◆ SET EXERCISE: Scan the data below and pick out the lines containing the word "name".

Dataset items
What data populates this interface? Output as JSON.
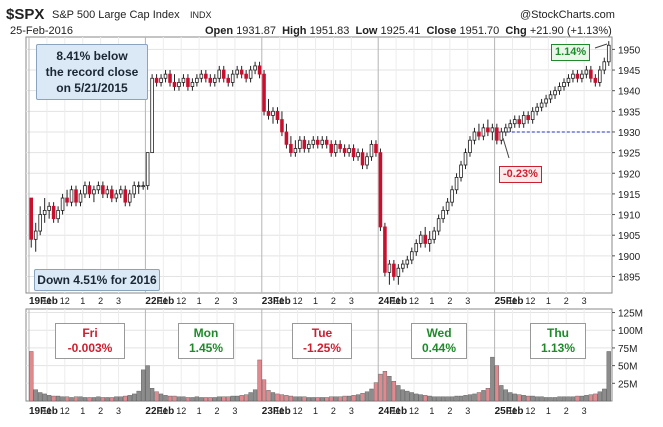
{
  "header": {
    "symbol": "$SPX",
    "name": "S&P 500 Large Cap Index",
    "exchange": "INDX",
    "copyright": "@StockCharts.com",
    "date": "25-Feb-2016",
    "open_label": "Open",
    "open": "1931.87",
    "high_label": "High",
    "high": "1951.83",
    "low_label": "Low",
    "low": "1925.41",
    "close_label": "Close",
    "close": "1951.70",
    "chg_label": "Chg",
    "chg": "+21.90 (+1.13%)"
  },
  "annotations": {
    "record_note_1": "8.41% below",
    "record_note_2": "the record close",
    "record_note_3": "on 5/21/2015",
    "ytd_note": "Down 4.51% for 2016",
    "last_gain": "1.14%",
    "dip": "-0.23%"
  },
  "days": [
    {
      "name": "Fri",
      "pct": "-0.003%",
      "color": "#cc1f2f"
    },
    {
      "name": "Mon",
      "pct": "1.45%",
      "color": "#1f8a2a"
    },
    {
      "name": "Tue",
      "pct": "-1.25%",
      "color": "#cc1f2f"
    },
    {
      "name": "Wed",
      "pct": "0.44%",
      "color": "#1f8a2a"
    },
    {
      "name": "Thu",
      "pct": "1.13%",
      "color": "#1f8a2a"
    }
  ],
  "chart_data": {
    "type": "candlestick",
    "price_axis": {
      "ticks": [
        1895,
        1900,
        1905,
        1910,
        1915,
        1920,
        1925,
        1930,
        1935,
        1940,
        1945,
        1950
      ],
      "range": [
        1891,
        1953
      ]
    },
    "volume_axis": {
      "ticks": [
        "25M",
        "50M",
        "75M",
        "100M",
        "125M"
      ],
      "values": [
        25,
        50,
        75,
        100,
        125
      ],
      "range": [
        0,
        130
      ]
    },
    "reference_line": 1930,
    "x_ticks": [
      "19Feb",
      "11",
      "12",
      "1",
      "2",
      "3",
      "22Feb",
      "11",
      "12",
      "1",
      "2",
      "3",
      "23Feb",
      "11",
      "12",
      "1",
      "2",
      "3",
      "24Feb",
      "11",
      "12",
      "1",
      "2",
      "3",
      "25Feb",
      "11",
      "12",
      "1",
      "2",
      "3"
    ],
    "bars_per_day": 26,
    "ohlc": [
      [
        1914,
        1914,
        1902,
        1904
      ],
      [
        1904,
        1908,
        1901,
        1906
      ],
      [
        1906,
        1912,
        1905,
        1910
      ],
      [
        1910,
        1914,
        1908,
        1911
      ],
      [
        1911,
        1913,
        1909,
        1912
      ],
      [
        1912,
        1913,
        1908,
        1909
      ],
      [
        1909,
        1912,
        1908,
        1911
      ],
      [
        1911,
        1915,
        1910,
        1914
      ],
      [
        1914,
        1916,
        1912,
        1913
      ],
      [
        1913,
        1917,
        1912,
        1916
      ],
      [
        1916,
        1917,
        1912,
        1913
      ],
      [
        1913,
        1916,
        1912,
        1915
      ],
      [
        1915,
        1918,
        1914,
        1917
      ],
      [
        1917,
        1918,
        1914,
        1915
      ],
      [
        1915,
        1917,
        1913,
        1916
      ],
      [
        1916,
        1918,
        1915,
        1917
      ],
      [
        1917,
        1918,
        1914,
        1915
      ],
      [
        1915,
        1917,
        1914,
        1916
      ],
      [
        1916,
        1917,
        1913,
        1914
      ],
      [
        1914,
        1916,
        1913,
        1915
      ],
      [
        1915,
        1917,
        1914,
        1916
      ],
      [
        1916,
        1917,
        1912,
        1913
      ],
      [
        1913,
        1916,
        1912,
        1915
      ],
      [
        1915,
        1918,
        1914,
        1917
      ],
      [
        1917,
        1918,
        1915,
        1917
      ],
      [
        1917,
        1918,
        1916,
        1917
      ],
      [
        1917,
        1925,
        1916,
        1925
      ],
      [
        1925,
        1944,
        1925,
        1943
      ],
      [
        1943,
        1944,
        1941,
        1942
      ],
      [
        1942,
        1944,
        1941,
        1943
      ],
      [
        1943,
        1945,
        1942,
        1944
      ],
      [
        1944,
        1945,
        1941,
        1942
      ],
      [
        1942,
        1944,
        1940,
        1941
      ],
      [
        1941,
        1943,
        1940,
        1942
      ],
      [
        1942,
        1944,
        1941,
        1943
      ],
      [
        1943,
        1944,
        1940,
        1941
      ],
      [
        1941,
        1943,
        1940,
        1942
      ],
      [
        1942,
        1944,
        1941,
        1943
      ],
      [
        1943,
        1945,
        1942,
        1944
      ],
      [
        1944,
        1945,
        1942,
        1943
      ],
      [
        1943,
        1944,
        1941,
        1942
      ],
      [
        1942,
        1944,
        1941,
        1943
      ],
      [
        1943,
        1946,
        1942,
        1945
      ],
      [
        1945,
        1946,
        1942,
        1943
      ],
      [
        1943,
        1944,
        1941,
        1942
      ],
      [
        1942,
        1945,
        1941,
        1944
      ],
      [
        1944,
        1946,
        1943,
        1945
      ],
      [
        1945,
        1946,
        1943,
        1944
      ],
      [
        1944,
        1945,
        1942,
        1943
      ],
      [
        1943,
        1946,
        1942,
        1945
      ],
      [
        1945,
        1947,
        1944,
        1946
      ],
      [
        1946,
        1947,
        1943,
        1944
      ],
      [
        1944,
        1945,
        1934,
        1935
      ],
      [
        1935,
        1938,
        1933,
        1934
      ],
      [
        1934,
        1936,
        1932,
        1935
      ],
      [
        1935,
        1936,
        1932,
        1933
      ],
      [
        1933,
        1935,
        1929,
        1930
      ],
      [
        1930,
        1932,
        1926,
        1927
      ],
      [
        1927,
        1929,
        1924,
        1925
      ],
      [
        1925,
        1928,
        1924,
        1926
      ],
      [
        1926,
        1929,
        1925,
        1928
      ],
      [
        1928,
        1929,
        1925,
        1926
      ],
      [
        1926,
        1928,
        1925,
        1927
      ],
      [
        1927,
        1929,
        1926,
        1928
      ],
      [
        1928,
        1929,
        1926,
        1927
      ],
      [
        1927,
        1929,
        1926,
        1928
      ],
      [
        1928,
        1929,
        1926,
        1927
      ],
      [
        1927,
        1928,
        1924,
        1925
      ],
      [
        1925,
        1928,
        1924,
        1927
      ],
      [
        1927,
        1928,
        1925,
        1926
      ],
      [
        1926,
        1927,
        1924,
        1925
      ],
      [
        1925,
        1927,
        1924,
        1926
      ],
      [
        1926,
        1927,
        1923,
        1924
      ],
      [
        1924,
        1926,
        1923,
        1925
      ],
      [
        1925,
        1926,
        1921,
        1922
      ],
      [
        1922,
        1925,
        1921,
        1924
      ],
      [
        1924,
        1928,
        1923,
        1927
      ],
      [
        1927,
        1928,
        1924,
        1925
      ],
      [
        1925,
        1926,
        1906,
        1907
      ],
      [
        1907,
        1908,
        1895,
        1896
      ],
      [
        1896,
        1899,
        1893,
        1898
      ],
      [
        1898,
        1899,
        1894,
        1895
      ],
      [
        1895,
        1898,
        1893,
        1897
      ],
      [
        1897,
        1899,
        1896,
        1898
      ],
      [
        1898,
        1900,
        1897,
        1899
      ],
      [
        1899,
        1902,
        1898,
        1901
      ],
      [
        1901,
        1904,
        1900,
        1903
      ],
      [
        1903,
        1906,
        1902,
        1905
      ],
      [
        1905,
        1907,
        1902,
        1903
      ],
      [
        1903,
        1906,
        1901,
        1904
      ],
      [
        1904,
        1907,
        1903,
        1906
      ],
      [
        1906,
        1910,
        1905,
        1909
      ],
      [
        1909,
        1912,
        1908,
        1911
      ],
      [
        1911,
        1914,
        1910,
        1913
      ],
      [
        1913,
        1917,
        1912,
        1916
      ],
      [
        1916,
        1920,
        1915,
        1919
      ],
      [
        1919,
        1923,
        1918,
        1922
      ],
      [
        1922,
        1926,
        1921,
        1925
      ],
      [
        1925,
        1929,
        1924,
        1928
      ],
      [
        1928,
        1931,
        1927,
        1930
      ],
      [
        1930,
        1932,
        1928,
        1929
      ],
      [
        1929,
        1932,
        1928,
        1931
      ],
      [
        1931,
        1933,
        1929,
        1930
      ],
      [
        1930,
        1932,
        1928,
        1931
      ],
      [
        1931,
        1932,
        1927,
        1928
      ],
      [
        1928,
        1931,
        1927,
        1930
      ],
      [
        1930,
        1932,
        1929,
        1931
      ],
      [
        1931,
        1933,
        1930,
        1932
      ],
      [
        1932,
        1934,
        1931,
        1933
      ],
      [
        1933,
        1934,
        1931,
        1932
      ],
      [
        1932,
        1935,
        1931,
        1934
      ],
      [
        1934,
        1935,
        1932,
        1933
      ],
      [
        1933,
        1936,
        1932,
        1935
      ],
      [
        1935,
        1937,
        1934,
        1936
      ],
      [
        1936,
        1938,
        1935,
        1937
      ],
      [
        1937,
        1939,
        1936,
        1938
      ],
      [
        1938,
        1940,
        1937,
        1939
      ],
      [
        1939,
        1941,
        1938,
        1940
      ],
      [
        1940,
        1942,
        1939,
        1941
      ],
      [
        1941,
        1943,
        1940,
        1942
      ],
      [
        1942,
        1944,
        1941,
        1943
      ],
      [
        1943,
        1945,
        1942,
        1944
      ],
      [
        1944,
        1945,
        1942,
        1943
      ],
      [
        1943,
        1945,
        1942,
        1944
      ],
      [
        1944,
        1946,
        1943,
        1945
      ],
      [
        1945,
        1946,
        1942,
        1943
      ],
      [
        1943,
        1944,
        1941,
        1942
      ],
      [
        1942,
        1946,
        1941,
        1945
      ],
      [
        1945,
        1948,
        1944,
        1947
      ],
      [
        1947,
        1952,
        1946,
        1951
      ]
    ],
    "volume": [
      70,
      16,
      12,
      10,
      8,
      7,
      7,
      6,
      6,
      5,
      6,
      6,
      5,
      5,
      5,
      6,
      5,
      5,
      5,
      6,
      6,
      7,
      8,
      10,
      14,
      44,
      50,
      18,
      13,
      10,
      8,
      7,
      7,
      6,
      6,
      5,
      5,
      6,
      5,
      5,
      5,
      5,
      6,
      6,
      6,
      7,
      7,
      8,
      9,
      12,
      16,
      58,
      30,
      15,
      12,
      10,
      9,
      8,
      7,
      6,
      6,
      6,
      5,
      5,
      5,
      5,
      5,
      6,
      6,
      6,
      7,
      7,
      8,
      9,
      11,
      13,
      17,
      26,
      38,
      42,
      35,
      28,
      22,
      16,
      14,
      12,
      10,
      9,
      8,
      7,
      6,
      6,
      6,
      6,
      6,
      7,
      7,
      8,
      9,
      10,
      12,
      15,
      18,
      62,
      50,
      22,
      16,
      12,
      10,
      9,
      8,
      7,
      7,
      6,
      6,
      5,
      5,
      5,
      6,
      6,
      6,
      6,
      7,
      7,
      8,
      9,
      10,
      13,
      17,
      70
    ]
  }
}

◆ EXERCISE RESPONSE:
    "name": "S&P 500 Large Cap Index",
      "name": "Fri",
      "name": "Mon",
      "name": "Tue",
      "name": "Wed",
      "name": "Thu",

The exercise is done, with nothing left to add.